§ **BRANO DA LEGGERE**:
------------------------

Per Dowsett il Record non è la prima volta. E’ stato addirittura detentore di questo primato. Lo stabilì a Manchester il 2 maggio 2015 coprendo 52,937 metri. All’epoca aveva 27 anni e correva nella Movistar. Adesso vuol riprovarci, forte della vittoria di tappa al Giro d’Italia e di un team la Israel Start Up Nation che sta acquisendo sempre più l’immagine di un super team, grazie all’arrivo di Froome.

Già all’epoca fu un vero trionfo, una “notiziona” vista la sua malattia. E proprio per rilanciare l’attenzione sull’emofilia, il corridore di Sua Maestà ha deciso di ritentare. Il suo scopo dichiarato è dare fiducia a chi soffre di questa patologia che si possono raggiungere grandi risultati. Ci si può togliere enormi soddisfazioni. Si può condurre una vita normale.

Dowsett sul podio del Giro nella tappa di Vieste
Dowsett sul podio del Giro nella tappa di Vieste

Emofilia: che cos’è?

Già, ma allora cos’è questa emofilia. In parole molto povere si sanguina facilmente. Ci si procura ematomi, si hanno emorragie molto frequentemente.

------------------------

(Dati per la comprensione di documenti)
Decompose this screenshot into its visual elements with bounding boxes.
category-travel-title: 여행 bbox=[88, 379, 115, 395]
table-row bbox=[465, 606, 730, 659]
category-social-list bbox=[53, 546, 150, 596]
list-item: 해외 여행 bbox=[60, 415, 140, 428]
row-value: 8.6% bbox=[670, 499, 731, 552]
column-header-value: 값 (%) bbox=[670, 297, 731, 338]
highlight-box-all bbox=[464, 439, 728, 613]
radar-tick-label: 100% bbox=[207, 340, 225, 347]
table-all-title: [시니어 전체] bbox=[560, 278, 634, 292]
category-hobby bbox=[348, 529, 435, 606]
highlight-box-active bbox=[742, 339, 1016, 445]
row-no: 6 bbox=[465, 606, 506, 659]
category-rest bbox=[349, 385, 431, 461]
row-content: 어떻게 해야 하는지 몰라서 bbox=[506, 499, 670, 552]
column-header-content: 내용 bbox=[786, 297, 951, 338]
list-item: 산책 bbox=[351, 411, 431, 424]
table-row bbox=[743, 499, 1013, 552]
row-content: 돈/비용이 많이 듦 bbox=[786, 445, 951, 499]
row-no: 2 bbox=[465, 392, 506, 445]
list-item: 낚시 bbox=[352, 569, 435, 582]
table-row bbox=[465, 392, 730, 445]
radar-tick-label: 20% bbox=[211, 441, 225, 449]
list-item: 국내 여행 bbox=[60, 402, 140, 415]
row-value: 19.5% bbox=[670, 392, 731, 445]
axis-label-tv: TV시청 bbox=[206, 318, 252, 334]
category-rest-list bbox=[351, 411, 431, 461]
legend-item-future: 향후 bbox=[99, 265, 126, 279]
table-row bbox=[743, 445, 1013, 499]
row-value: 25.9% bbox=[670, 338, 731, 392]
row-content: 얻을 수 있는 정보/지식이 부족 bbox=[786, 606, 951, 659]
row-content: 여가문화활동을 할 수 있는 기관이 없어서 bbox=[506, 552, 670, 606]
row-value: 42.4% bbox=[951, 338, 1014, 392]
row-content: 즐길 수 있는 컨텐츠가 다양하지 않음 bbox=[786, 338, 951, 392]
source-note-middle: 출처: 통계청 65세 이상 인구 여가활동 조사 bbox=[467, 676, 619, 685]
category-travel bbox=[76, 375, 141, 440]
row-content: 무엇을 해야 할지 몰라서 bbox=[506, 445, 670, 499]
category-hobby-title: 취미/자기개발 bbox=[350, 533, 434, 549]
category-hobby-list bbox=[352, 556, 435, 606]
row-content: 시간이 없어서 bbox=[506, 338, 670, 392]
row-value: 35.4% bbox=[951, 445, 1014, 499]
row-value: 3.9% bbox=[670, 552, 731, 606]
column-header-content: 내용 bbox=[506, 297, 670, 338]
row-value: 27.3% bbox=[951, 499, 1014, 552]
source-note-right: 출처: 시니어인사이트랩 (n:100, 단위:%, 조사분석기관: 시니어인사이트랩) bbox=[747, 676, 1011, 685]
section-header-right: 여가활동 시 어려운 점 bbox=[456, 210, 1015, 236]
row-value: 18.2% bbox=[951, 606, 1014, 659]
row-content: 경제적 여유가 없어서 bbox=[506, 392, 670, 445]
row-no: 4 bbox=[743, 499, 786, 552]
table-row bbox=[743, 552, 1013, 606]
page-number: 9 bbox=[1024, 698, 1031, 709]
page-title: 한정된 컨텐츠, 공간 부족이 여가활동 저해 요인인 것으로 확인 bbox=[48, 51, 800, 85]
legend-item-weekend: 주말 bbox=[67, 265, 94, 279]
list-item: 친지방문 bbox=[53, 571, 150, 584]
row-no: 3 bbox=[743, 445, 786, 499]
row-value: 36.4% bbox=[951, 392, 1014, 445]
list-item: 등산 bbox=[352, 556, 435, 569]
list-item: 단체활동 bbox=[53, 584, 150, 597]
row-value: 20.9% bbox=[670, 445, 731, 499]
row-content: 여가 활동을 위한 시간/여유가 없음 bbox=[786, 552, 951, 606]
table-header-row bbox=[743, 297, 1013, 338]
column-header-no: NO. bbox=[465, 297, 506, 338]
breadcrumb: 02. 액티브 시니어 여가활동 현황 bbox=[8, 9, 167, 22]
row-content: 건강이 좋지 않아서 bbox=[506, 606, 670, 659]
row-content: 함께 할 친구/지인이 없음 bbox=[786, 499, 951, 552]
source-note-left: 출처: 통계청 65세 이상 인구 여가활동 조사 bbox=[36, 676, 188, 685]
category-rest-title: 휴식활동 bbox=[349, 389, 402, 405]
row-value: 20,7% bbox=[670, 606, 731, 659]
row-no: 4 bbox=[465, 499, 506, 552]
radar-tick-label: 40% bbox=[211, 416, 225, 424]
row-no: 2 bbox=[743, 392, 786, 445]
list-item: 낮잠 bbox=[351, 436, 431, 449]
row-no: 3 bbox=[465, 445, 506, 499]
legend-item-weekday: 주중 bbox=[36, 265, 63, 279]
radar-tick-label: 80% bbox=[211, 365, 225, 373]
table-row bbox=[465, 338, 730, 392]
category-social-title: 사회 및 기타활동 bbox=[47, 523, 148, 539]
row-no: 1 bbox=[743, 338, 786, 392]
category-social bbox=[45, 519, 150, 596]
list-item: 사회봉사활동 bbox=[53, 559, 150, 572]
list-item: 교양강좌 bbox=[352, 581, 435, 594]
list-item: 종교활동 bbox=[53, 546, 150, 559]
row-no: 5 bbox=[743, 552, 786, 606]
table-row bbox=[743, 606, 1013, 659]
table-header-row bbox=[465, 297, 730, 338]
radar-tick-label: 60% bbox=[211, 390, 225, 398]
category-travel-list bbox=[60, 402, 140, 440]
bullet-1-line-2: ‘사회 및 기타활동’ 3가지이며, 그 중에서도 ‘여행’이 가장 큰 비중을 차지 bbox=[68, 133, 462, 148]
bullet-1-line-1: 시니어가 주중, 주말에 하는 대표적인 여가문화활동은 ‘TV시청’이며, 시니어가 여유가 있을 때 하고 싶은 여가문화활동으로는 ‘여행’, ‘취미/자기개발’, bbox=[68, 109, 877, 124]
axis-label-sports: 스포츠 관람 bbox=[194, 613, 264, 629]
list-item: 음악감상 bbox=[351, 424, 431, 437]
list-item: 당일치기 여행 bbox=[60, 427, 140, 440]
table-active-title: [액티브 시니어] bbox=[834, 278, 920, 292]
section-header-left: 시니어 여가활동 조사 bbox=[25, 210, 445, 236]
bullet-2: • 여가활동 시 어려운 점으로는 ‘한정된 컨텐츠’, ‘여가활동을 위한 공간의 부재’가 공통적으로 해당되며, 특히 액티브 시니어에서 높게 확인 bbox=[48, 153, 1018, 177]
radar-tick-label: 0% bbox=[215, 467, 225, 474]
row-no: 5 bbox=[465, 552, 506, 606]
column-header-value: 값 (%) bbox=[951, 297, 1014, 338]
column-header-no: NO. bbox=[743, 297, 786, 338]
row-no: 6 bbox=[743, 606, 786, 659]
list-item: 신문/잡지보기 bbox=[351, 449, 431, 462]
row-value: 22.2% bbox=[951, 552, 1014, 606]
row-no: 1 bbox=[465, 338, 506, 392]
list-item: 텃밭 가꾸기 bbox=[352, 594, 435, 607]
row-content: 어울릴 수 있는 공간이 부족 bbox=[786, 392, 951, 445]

------------------------

§ **COSE DA FARE**:
- a) Rispondi a queste domande sul brano su Dowsett:
(i) In quale città Dowsett stabilì il record il 2 maggio 2015?
(ii) Per quale squadra correva Dowsett all'epoca di quel record?
(iii) Secondo il brano, in parole molto povere, che cosa succede a chi ha l'emofilia?
- b) Ricopia per favore parola per parola il brano su Dowsett, a partire da "Per Dowsett il" e fino a "all’arrivo di Froome.".

§ **RISPOSTE PER COMPITO**:
- a)
(i) A Manchester.
(ii) Nella Movistar.
(iii) Si sanguina facilmente.

- b)
Per Dowsett il Record non è la prima volta. E’ stato addirittura detentore di questo primato. Lo stabilì a Manchester il 2 maggio 2015 coprendo 52,937 metri. All’epoca aveva 27 anni e correva nella Movistar. Adesso vuol riprovarci, forte della vittoria di tappa al Giro d’Italia e di un team la Israel Start Up Nation che sta acquisendo sempre più l’immagine di un super team, grazie all’arrivo di Froome.